--- start of DATASET RECORDS ---
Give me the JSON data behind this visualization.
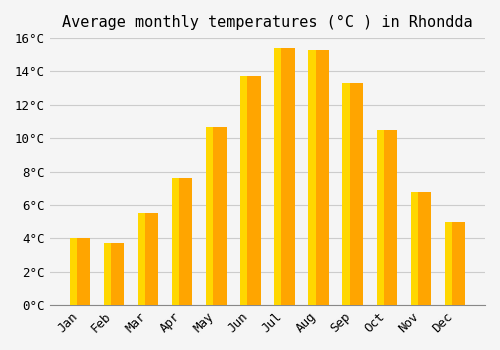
{
  "title": "Average monthly temperatures (°C ) in Rhondda",
  "months": [
    "Jan",
    "Feb",
    "Mar",
    "Apr",
    "May",
    "Jun",
    "Jul",
    "Aug",
    "Sep",
    "Oct",
    "Nov",
    "Dec"
  ],
  "values": [
    4.0,
    3.7,
    5.5,
    7.6,
    10.7,
    13.7,
    15.4,
    15.3,
    13.3,
    10.5,
    6.8,
    5.0
  ],
  "bar_color": "#FFA500",
  "bar_color_light": "#FFD700",
  "background_color": "#f5f5f5",
  "grid_color": "#cccccc",
  "ylim": [
    0,
    16
  ],
  "yticks": [
    0,
    2,
    4,
    6,
    8,
    10,
    12,
    14,
    16
  ],
  "ylabel_suffix": "°C",
  "title_fontsize": 11,
  "tick_fontsize": 9,
  "font_family": "monospace"
}
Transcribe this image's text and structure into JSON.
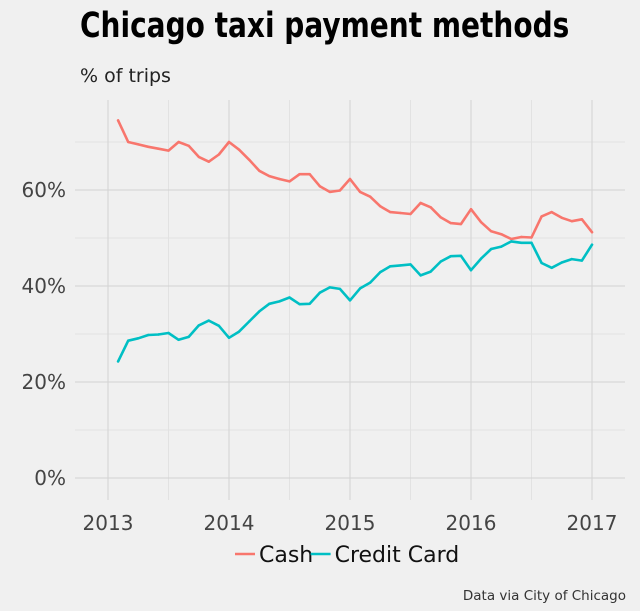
{
  "chart_data": {
    "type": "line",
    "title": "Chicago taxi payment methods",
    "subtitle": "% of trips",
    "caption": "Data via City of Chicago",
    "xlabel": "",
    "ylabel": "",
    "x_ticks": [
      "2013",
      "2014",
      "2015",
      "2016",
      "2017"
    ],
    "y_ticks": [
      "0%",
      "20%",
      "40%",
      "60%"
    ],
    "ylim": [
      0,
      75
    ],
    "xlim": [
      "2013-01",
      "2017-01"
    ],
    "grid": true,
    "legend_position": "bottom",
    "x": [
      "2013-02",
      "2013-03",
      "2013-04",
      "2013-05",
      "2013-06",
      "2013-07",
      "2013-08",
      "2013-09",
      "2013-10",
      "2013-11",
      "2013-12",
      "2014-01",
      "2014-02",
      "2014-03",
      "2014-04",
      "2014-05",
      "2014-06",
      "2014-07",
      "2014-08",
      "2014-09",
      "2014-10",
      "2014-11",
      "2014-12",
      "2015-01",
      "2015-02",
      "2015-03",
      "2015-04",
      "2015-05",
      "2015-06",
      "2015-07",
      "2015-08",
      "2015-09",
      "2015-10",
      "2015-11",
      "2015-12",
      "2016-01",
      "2016-02",
      "2016-03",
      "2016-04",
      "2016-05",
      "2016-06",
      "2016-07",
      "2016-08",
      "2016-09",
      "2016-10",
      "2016-11",
      "2016-12",
      "2017-01"
    ],
    "series": [
      {
        "name": "Cash",
        "color": "#F8766D",
        "values": [
          74.5,
          70.0,
          69.5,
          69.0,
          68.6,
          68.2,
          70.0,
          69.2,
          66.9,
          65.9,
          67.4,
          70.0,
          68.4,
          66.3,
          64.0,
          62.9,
          62.3,
          61.8,
          63.3,
          63.3,
          60.8,
          59.6,
          59.9,
          62.3,
          59.6,
          58.6,
          56.6,
          55.4,
          55.2,
          55.0,
          57.3,
          56.4,
          54.3,
          53.1,
          52.9,
          56.0,
          53.3,
          51.4,
          50.8,
          49.8,
          50.2,
          50.1,
          54.5,
          55.4,
          54.2,
          53.5,
          53.9,
          51.2
        ]
      },
      {
        "name": "Credit Card",
        "color": "#00BFC4",
        "values": [
          24.3,
          28.6,
          29.1,
          29.8,
          29.9,
          30.2,
          28.8,
          29.4,
          31.8,
          32.8,
          31.7,
          29.2,
          30.5,
          32.6,
          34.7,
          36.3,
          36.8,
          37.6,
          36.2,
          36.3,
          38.6,
          39.7,
          39.4,
          37.0,
          39.5,
          40.7,
          42.9,
          44.1,
          44.3,
          44.5,
          42.2,
          43.0,
          45.1,
          46.2,
          46.3,
          43.3,
          45.7,
          47.7,
          48.2,
          49.3,
          49.0,
          49.0,
          44.8,
          43.8,
          44.9,
          45.6,
          45.3,
          48.6
        ]
      }
    ]
  }
}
--- end of DATASET RECORDS ---
DIRECTIVE:
Retype the whole listing, keeping every line identical and omitting all pictures.

ANSWER:
Give me the JSON data behind this visualization.
{
  "title": "Average monthly temperatures (°C ) in Rhondda",
  "months": [
    "Jan",
    "Feb",
    "Mar",
    "Apr",
    "May",
    "Jun",
    "Jul",
    "Aug",
    "Sep",
    "Oct",
    "Nov",
    "Dec"
  ],
  "values": [
    4.0,
    3.7,
    5.5,
    7.6,
    10.7,
    13.7,
    15.4,
    15.3,
    13.3,
    10.5,
    6.8,
    5.0
  ],
  "bar_color": "#FFA500",
  "bar_color_light": "#FFD700",
  "background_color": "#f5f5f5",
  "grid_color": "#cccccc",
  "ylim": [
    0,
    16
  ],
  "yticks": [
    0,
    2,
    4,
    6,
    8,
    10,
    12,
    14,
    16
  ],
  "ylabel_suffix": "°C",
  "title_fontsize": 11,
  "tick_fontsize": 9,
  "font_family": "monospace"
}
Transcribe this image's text and structure into JSON.
{
  "chart_data": {
    "type": "line",
    "title": "Chicago taxi payment methods",
    "subtitle": "% of trips",
    "caption": "Data via City of Chicago",
    "xlabel": "",
    "ylabel": "",
    "x_ticks": [
      "2013",
      "2014",
      "2015",
      "2016",
      "2017"
    ],
    "y_ticks": [
      "0%",
      "20%",
      "40%",
      "60%"
    ],
    "ylim": [
      0,
      75
    ],
    "xlim": [
      "2013-01",
      "2017-01"
    ],
    "grid": true,
    "legend_position": "bottom",
    "x": [
      "2013-02",
      "2013-03",
      "2013-04",
      "2013-05",
      "2013-06",
      "2013-07",
      "2013-08",
      "2013-09",
      "2013-10",
      "2013-11",
      "2013-12",
      "2014-01",
      "2014-02",
      "2014-03",
      "2014-04",
      "2014-05",
      "2014-06",
      "2014-07",
      "2014-08",
      "2014-09",
      "2014-10",
      "2014-11",
      "2014-12",
      "2015-01",
      "2015-02",
      "2015-03",
      "2015-04",
      "2015-05",
      "2015-06",
      "2015-07",
      "2015-08",
      "2015-09",
      "2015-10",
      "2015-11",
      "2015-12",
      "2016-01",
      "2016-02",
      "2016-03",
      "2016-04",
      "2016-05",
      "2016-06",
      "2016-07",
      "2016-08",
      "2016-09",
      "2016-10",
      "2016-11",
      "2016-12",
      "2017-01"
    ],
    "series": [
      {
        "name": "Cash",
        "color": "#F8766D",
        "values": [
          74.5,
          70.0,
          69.5,
          69.0,
          68.6,
          68.2,
          70.0,
          69.2,
          66.9,
          65.9,
          67.4,
          70.0,
          68.4,
          66.3,
          64.0,
          62.9,
          62.3,
          61.8,
          63.3,
          63.3,
          60.8,
          59.6,
          59.9,
          62.3,
          59.6,
          58.6,
          56.6,
          55.4,
          55.2,
          55.0,
          57.3,
          56.4,
          54.3,
          53.1,
          52.9,
          56.0,
          53.3,
          51.4,
          50.8,
          49.8,
          50.2,
          50.1,
          54.5,
          55.4,
          54.2,
          53.5,
          53.9,
          51.2
        ]
      },
      {
        "name": "Credit Card",
        "color": "#00BFC4",
        "values": [
          24.3,
          28.6,
          29.1,
          29.8,
          29.9,
          30.2,
          28.8,
          29.4,
          31.8,
          32.8,
          31.7,
          29.2,
          30.5,
          32.6,
          34.7,
          36.3,
          36.8,
          37.6,
          36.2,
          36.3,
          38.6,
          39.7,
          39.4,
          37.0,
          39.5,
          40.7,
          42.9,
          44.1,
          44.3,
          44.5,
          42.2,
          43.0,
          45.1,
          46.2,
          46.3,
          43.3,
          45.7,
          47.7,
          48.2,
          49.3,
          49.0,
          49.0,
          44.8,
          43.8,
          44.9,
          45.6,
          45.3,
          48.6
        ]
      }
    ]
  }
}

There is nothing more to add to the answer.